begin Records supplied

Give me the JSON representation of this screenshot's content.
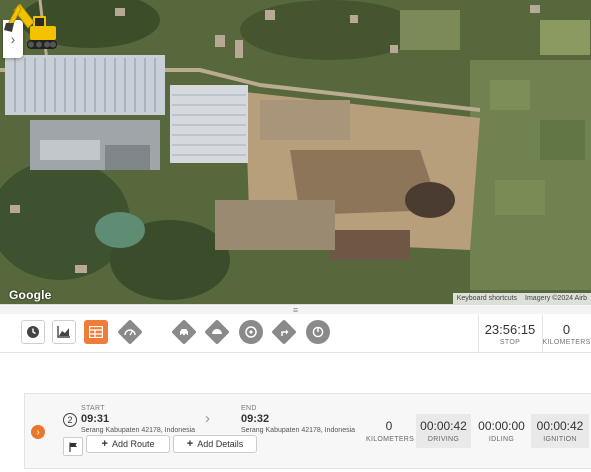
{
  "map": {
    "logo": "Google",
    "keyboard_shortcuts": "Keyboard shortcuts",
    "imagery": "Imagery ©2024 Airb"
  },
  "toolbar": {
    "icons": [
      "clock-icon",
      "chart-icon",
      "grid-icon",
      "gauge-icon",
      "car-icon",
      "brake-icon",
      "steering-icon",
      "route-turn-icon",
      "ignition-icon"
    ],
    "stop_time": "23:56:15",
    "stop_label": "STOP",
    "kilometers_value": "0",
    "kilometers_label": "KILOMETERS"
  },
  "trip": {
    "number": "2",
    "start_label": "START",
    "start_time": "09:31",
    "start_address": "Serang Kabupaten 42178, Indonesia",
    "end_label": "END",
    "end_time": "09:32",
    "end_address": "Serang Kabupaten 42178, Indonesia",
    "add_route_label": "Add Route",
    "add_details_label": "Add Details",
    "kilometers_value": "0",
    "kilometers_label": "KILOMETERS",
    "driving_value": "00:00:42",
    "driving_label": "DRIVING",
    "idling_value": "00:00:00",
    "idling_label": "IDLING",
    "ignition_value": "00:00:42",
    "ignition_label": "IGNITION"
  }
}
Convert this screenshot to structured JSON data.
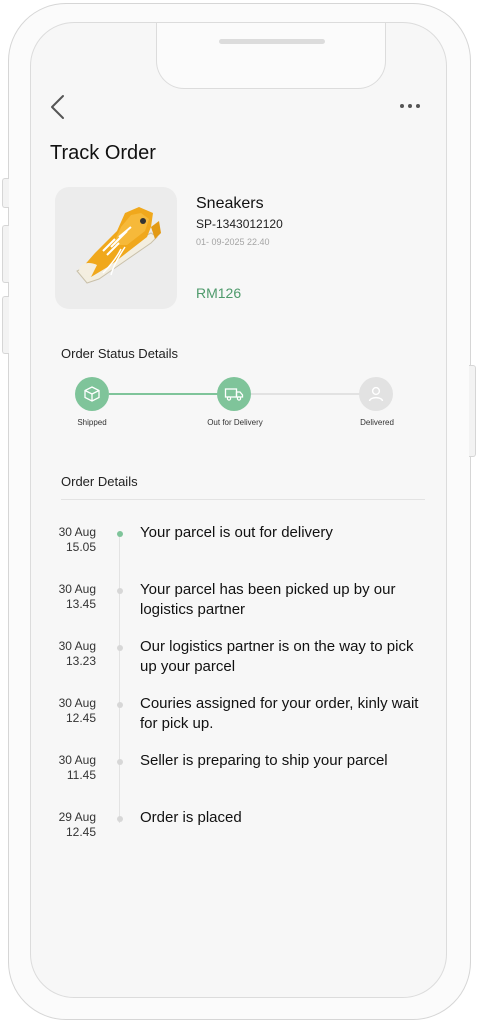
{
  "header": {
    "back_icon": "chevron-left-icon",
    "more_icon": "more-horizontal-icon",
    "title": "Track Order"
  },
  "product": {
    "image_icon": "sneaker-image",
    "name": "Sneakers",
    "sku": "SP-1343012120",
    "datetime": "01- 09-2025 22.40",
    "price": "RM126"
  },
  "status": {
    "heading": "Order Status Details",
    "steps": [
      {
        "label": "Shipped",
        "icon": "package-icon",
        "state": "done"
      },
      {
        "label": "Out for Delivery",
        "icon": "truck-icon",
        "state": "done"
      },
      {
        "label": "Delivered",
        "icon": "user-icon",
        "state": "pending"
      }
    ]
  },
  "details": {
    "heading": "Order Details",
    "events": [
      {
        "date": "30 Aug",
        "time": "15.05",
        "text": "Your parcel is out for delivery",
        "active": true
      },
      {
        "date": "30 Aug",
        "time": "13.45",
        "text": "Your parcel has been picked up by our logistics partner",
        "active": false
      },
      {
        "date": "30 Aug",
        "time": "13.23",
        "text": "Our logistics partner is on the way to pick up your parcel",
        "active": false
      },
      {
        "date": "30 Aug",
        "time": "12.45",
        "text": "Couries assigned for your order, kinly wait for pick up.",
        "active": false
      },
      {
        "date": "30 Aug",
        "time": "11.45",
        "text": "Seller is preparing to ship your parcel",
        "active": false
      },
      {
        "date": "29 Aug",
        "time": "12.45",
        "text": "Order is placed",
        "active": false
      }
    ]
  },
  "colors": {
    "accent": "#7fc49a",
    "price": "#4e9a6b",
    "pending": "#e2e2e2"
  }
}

end Records supplied

The problem: Gather and return every line that holds the string "screenshot".

Correct result:
Give me the JSON representation of this screenshot's content.
Convert this screenshot to structured JSON data.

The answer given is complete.